> [Quoted text]
-- start --

Finally, I didn't say "ruby is too slow and doesn't scale", I pointed out that the various issues with doing things fast in Ruby have been known for a long time, even to someone only following Ruby. What I did say was that the basic approach the original commentor chose is known to not scale (which it didn't). This is a fundamentally different approach than the VMWare product you mentioned which has chosen a solution similar to Twisted. This approach is known to scale far superior to the original solution.
I've read C10K years ago. I don't consider it a useful educational document. It doesn't go deep enough into the subject and it doesn't describe well enough why things like threading don't work well. I all had to find that out through experience (of writing a web server myself), and even now some things are still blurry. C10K is very old, it doesn't describe recent advances in threading implementations. Why are threads unscalable? Is it because of context switching overhead? Because of the VM addresses required for the thread stacks? Because of frequent CPU cache flushes? C10K doesn't go into those kind of details and it doesn't look like many people know the answer. I suppose I can find out by studying the kernel but frankly I have better things to do with my time, like actually writing software and making a living.
Furthermore C10K is not the complete picture. It describes only connection management, not what you actually do with the connection. The latter plays a non-trivial role in actual scalability.
Nobody said C10K is the end-all-be-all on scaling, nor should it be. It is also false that it doesn't present any arguments for why threads don't scale well. According to the change log the latest change was 2011 which added information on nginx, but the last change prior to that was 2006. That version of the document talks about memory limitations on using threads because of the stack size. While not extensive it also includes a quote from Drepper about context switches. It even points to documents that are pro-threading. My point is that it's been around for 12 years and is easily found and read by anyone. It also contains a plethora if links to more information on the subject. To claim that C10K is not a useful educational document is absurd. But C10K is one document, there are numerous ones out there, a google search away, our knowledge of scaling has anything but stagnated in the last 12 years. Your options aren't C10K or read the kernel source for your favorite OS.
If you're going to argue that those with knowledge need to distribute that knowledge better, that's fine. Knowledge can almost always be distributed better, perhaps someone could make a nice centralized website that has better information than highscalability.com. But at the same time you've just told me that a document that is a great introductory resource on scaling connection handling is not a "useful educational document". You may have better things to do with your time than read kernel source, but is your time so precious you can't do some google searches? Perhaps read an industrial white paper or academic paper on the subject of scalability? You can write all the software you want but if you're ignorant of how to overcome scalability problems are you accomplishing much? And if you're doing tests and learning about what scales but keeping it to yourself you are just as culpable of not educating people.

-- end --

> [Given information]

-- start --

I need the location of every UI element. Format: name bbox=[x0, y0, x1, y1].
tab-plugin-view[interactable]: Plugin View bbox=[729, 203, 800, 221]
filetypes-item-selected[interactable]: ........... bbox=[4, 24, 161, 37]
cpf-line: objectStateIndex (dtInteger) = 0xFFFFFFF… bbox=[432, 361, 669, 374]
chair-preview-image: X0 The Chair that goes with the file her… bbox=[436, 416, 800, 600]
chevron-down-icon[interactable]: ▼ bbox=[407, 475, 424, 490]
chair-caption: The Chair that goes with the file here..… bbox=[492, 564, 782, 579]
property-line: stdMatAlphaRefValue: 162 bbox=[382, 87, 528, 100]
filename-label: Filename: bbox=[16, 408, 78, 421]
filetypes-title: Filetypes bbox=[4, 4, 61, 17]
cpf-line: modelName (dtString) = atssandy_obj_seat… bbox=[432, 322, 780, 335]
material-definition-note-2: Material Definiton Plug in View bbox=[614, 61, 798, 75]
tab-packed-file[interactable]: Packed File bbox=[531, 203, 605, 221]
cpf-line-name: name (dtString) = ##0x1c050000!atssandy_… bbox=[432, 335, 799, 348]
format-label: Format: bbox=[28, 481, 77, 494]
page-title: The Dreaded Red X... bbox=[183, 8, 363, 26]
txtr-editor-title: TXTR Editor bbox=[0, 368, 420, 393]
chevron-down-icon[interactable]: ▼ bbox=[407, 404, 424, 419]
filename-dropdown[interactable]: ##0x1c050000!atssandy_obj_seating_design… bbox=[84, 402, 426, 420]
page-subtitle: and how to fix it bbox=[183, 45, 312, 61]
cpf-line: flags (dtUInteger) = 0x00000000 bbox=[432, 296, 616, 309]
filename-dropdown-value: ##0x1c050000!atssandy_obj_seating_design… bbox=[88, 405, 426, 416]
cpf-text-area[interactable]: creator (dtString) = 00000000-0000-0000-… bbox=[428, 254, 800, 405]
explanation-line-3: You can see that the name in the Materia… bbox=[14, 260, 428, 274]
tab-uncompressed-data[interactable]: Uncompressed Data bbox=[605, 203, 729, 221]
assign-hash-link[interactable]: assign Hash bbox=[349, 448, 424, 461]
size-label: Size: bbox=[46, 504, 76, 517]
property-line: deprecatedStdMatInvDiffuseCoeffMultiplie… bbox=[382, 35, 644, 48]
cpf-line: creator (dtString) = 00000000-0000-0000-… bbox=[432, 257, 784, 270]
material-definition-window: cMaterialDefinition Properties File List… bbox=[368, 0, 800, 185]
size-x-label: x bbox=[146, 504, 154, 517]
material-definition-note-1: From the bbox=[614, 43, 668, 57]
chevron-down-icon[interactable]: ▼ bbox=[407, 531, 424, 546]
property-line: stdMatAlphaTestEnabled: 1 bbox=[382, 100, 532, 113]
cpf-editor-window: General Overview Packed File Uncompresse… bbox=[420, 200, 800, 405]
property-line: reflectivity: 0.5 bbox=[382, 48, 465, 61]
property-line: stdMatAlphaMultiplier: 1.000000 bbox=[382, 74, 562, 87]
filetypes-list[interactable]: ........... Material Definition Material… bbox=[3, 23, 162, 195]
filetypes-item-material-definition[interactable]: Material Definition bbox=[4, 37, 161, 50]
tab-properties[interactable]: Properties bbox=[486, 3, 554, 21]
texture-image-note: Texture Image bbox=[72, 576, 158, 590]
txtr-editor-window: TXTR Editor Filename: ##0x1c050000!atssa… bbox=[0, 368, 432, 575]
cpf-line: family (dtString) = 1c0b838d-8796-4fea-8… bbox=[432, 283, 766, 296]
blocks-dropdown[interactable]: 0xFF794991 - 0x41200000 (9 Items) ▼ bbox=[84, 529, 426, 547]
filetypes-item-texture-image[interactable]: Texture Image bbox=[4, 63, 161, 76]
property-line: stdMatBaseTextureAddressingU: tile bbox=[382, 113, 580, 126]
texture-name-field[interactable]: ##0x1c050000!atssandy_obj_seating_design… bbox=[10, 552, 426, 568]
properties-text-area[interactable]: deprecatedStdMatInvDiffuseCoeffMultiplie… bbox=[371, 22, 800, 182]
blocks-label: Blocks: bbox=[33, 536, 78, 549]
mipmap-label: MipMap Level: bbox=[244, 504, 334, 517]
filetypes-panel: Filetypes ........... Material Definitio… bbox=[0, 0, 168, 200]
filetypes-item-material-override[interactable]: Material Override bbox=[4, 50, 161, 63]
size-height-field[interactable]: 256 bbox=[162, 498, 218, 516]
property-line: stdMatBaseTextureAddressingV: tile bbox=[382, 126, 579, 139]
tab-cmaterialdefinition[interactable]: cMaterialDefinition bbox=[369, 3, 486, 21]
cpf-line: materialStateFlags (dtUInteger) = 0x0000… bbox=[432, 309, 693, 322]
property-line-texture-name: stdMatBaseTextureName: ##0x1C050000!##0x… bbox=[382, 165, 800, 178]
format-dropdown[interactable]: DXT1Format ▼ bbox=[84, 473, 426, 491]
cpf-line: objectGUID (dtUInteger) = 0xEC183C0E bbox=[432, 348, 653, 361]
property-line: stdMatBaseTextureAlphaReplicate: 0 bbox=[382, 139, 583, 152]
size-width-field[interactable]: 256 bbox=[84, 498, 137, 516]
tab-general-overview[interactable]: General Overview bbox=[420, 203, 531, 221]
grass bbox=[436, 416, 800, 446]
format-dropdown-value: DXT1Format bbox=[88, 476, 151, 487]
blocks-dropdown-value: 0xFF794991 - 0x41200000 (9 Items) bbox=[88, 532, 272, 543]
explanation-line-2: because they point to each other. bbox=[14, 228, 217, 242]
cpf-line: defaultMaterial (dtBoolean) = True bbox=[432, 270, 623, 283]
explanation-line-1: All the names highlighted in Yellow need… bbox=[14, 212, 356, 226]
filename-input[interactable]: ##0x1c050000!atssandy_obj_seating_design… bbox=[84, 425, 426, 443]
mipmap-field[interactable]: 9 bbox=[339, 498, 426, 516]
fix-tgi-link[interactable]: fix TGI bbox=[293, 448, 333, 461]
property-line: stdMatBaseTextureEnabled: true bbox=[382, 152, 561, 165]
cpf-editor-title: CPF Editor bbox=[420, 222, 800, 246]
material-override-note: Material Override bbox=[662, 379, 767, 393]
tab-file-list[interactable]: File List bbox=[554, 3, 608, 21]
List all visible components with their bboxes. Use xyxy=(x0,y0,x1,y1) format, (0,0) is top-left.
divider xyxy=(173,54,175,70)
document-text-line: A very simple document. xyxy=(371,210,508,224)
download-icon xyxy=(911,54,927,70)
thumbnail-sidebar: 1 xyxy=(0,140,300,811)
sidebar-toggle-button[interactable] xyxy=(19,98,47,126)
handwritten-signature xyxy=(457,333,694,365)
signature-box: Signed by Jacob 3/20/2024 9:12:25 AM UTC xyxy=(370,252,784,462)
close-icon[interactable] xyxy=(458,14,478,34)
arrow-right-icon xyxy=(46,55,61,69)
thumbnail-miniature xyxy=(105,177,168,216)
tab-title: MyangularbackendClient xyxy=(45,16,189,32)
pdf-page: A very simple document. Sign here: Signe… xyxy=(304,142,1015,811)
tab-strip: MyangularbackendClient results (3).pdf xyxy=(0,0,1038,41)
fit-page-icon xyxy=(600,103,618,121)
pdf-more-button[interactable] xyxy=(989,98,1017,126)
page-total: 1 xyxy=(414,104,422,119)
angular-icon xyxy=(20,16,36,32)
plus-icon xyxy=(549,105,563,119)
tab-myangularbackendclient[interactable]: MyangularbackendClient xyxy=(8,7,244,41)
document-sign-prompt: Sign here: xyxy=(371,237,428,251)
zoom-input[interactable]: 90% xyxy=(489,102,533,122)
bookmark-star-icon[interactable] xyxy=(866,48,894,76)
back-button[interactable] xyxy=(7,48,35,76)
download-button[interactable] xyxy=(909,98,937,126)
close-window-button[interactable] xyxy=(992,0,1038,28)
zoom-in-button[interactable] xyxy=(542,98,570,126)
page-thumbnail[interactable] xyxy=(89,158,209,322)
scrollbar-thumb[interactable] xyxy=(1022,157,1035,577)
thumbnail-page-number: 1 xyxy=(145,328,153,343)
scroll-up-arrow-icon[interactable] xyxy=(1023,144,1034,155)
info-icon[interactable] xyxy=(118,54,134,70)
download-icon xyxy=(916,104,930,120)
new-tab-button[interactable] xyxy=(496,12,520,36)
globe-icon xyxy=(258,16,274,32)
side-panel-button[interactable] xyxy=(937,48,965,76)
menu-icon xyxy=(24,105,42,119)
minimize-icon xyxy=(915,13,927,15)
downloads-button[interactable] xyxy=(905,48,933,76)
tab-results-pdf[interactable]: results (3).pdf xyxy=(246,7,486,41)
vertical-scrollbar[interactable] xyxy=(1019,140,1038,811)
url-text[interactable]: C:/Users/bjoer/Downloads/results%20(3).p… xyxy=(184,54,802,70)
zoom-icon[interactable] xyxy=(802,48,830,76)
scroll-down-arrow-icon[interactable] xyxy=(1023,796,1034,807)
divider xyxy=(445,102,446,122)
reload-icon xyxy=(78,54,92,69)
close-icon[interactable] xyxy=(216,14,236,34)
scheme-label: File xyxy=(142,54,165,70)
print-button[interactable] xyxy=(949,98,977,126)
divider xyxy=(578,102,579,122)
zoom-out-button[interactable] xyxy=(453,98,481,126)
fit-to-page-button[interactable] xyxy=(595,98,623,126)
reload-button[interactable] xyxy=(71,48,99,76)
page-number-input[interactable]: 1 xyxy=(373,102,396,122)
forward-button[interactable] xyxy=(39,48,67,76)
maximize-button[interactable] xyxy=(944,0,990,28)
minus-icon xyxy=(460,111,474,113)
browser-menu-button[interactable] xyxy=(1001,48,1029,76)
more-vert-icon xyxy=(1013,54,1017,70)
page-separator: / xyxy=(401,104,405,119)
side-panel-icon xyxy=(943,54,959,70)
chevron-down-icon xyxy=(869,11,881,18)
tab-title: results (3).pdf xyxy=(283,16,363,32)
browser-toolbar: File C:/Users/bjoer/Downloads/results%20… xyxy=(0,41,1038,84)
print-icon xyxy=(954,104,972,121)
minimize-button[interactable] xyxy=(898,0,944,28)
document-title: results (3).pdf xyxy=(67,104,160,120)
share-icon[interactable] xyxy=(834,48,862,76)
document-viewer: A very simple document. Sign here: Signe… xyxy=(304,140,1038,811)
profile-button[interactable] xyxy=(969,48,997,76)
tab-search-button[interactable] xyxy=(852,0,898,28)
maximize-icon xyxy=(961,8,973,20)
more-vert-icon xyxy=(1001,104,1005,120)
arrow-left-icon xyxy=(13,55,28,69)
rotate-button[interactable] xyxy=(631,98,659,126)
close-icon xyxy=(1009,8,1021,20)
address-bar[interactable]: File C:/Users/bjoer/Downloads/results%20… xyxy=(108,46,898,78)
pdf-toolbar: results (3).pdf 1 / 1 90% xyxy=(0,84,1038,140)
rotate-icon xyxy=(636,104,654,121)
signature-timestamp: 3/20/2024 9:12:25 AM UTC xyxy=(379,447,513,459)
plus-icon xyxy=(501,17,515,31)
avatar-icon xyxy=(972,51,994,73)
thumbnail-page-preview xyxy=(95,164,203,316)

-- end --

> [Directives]
• A. Answer these from the C10K thread, one line each:
(i) In what year was the latest change to C10K made, according to its change log?
(ii) What did the writer who read C10K years ago write themselves?
(iii) Which product is said to have chosen a solution similar to Twisted?
• B. For each statement, say yes or no according to the C10K thread, and quote the words that decide it.
(i) C10K covers what you actually do with a connection.
(ii) Before 2011, C10K was last changed in 2006.
(iii) The writer of the first paragraph said that Ruby is too slow and doesn't scale.

> [Answers to the tasks]
• A.
(i) 2011
(ii) A web server
(iii) The VMWare product

• B.
(i) No: "It describes only connection management, not what you actually do with the connection."
(ii) Yes: "but the last change prior to that was 2006"
(iii) No: "I didn't say "ruby is too slow and doesn't scale""